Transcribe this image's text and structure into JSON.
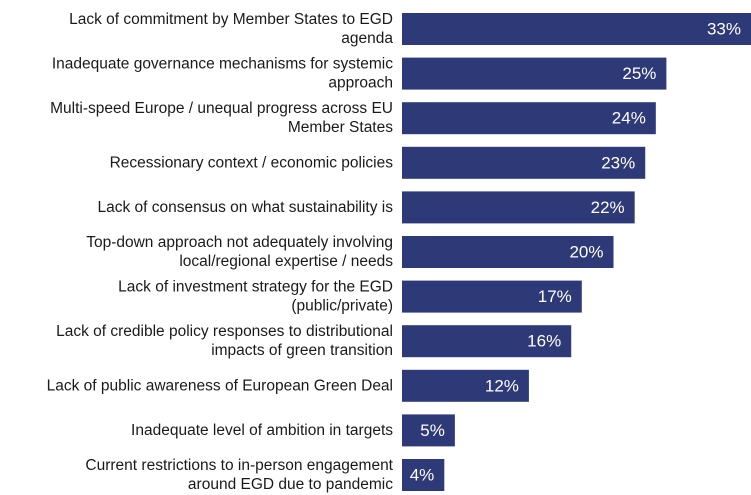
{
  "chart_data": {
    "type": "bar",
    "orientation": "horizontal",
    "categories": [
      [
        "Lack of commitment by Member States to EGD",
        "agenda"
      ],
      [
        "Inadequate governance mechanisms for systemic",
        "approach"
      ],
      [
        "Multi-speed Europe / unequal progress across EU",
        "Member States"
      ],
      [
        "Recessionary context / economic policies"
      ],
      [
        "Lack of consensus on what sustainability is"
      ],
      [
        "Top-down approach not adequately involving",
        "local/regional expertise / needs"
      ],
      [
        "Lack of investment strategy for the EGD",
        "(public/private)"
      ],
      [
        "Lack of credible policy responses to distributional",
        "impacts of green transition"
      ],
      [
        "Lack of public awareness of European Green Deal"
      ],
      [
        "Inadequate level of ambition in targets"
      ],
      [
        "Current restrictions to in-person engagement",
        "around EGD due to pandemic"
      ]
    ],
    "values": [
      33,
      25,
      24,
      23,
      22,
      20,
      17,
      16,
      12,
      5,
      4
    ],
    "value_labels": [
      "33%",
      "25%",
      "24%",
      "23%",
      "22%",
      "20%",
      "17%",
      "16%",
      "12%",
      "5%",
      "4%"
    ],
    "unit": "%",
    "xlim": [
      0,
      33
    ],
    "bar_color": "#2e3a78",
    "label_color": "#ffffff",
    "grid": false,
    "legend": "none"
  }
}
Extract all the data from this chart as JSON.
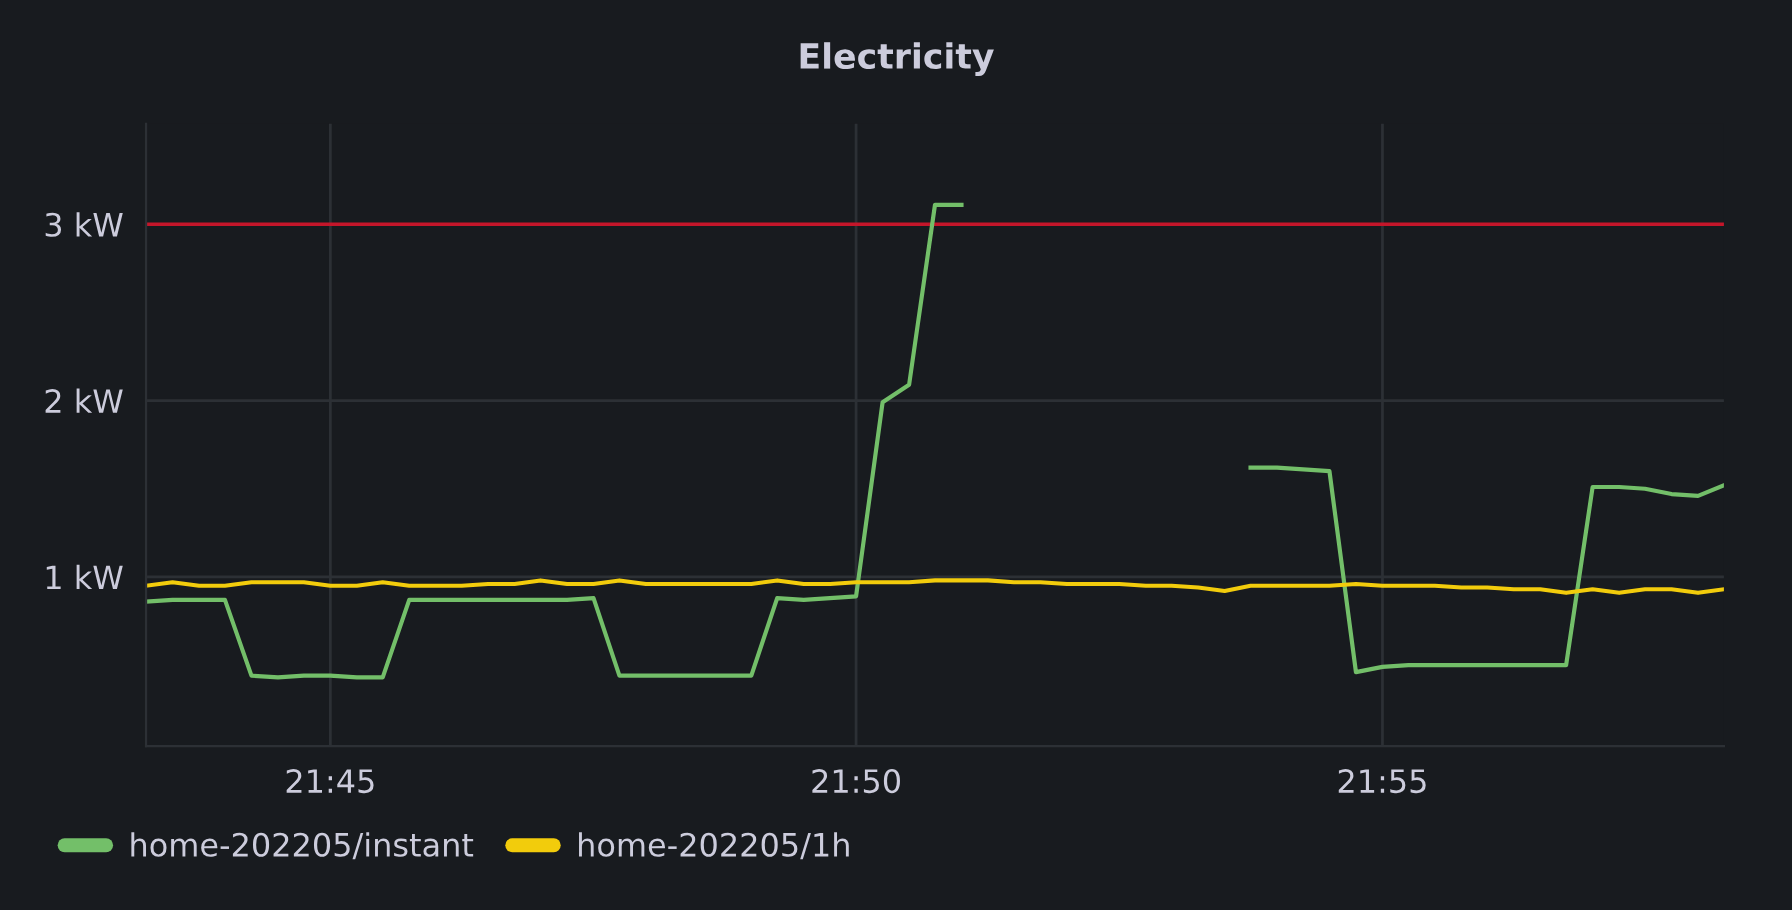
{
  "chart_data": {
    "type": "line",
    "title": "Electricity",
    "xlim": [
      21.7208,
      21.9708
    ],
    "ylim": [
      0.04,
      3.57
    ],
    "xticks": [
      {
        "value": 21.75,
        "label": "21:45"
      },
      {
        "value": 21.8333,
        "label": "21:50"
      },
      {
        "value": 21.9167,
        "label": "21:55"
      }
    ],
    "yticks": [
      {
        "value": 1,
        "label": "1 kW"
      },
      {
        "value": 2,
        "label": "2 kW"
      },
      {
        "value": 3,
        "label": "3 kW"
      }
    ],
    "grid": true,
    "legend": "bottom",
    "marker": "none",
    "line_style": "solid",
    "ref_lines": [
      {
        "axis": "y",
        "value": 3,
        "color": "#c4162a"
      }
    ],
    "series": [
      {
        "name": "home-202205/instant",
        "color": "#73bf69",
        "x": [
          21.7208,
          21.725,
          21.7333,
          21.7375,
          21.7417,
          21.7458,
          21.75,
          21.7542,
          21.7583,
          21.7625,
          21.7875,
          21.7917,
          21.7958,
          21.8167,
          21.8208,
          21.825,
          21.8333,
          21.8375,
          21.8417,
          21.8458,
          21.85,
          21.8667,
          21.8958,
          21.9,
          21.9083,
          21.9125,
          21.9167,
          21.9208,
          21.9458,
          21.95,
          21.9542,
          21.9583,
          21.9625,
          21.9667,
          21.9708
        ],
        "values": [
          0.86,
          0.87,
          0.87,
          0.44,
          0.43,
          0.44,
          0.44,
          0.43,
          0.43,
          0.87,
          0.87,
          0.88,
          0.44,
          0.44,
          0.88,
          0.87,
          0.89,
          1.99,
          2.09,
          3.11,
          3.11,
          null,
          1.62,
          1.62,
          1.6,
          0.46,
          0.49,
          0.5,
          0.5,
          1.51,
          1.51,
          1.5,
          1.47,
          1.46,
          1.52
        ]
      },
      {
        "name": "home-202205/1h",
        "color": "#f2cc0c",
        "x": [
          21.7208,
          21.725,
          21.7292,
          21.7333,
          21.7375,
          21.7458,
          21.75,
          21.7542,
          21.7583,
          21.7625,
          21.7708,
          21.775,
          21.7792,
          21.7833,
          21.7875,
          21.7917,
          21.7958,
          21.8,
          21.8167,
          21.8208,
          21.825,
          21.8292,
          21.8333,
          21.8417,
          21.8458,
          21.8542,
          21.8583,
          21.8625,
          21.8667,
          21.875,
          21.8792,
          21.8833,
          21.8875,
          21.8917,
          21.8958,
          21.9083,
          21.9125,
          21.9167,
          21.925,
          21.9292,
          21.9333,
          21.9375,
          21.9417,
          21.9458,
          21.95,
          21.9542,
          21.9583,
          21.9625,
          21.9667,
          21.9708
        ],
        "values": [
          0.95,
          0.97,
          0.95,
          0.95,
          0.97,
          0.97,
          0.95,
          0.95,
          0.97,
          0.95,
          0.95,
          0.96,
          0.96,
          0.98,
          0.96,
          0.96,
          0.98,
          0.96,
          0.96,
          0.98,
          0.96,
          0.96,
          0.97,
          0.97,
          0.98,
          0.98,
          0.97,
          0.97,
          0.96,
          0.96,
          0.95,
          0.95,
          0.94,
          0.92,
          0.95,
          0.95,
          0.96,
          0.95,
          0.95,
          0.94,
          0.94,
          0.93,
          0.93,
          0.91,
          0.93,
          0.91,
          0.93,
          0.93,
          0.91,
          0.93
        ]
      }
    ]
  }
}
--
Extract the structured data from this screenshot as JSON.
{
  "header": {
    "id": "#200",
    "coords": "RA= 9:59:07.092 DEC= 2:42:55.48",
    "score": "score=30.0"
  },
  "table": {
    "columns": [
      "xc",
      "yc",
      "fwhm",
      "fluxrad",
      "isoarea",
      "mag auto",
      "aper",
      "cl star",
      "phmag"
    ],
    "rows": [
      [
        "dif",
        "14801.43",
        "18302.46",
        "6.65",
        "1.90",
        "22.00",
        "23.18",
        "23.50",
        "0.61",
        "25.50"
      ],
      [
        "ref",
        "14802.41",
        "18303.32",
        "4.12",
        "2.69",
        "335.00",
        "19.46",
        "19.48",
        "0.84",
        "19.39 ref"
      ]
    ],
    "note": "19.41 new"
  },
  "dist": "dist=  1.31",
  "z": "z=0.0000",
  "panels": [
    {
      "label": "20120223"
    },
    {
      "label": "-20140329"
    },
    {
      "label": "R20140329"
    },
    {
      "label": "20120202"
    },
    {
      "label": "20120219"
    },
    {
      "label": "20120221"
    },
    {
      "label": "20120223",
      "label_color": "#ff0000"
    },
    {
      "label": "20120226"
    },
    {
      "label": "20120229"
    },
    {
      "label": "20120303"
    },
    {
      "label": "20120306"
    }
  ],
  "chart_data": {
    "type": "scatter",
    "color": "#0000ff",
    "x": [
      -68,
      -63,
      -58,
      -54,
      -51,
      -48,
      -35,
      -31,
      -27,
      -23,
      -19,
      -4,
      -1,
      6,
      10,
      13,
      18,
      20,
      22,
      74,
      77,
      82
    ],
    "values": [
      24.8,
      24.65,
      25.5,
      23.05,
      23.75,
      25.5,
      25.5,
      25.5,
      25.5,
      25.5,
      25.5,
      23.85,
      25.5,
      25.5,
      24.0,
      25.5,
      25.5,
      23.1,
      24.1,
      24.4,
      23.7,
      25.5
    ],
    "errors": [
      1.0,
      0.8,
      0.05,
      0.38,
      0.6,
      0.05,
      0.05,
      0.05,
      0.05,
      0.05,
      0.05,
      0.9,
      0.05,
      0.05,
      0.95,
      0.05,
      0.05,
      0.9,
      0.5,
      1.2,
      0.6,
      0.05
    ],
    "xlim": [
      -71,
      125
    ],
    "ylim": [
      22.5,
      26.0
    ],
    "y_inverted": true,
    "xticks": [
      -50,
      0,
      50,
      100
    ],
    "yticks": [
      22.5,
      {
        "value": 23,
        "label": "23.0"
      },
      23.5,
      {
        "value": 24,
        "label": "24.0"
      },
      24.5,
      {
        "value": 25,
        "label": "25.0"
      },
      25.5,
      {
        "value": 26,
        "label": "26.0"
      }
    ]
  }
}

[Goal]:
Your answer should be one number: how many lines of the listing include the word "States".

[Finished answer]:
2